→ What the task requires
Reproduce exactly the run of lines from the one containing "Transcribe this image's" through the one containing "Convert this screenshot". Pictures do not belong in the copy.
··· Material
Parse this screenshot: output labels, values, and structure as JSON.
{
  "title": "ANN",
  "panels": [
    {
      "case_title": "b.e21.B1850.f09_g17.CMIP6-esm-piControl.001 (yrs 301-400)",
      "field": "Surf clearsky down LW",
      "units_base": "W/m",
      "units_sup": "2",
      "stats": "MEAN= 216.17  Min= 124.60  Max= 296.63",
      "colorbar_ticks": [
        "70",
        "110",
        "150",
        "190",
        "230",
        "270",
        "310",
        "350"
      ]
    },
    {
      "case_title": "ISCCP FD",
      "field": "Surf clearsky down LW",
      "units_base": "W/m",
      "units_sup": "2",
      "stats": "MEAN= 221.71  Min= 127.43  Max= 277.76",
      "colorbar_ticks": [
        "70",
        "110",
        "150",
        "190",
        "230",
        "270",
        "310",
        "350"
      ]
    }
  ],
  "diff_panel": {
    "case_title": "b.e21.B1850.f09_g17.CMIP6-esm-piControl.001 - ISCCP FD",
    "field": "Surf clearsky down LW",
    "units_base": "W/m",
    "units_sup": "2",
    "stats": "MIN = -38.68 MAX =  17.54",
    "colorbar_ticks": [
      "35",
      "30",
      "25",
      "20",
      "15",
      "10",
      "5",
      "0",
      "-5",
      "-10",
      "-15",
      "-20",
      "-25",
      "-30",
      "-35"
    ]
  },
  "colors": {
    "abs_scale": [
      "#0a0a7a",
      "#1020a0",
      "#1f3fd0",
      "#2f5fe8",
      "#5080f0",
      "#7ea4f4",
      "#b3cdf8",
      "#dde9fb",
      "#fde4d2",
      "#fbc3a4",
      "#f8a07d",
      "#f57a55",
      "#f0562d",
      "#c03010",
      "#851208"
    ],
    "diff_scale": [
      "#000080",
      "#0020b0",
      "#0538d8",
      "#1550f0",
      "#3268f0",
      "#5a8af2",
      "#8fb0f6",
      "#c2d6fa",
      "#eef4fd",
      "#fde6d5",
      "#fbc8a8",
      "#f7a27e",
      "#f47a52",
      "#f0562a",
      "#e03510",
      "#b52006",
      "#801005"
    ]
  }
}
······
··· Material
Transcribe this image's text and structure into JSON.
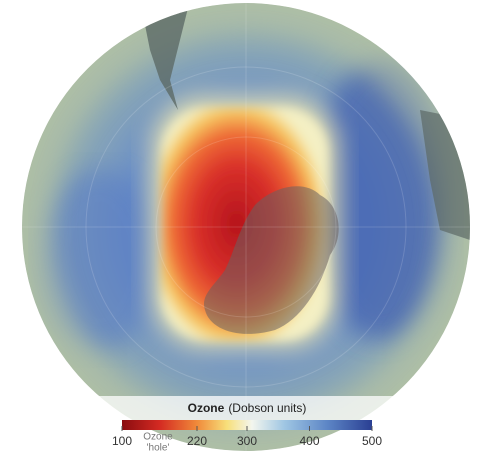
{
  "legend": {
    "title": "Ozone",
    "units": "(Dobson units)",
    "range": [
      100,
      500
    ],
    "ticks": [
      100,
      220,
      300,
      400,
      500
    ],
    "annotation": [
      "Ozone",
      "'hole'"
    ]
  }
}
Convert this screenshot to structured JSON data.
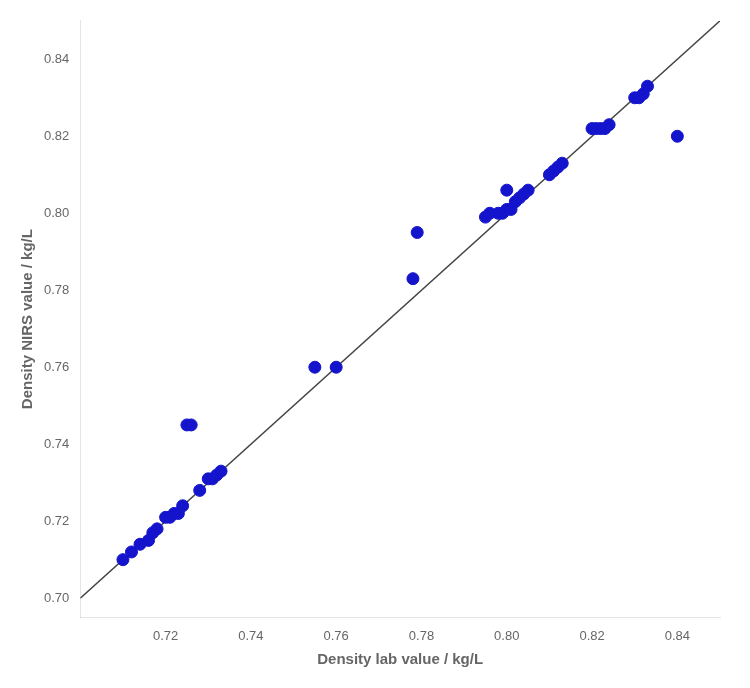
······
→ Result of the exercise
Transcribe this image's text and structure into JSON.
{
  "legend": {
    "title": "Ozone",
    "units": "(Dobson units)",
    "range": [
      100,
      500
    ],
    "ticks": [
      100,
      220,
      300,
      400,
      500
    ],
    "annotation": [
      "Ozone",
      "'hole'"
    ]
  }
}
Convert this screenshot to structured JSON data.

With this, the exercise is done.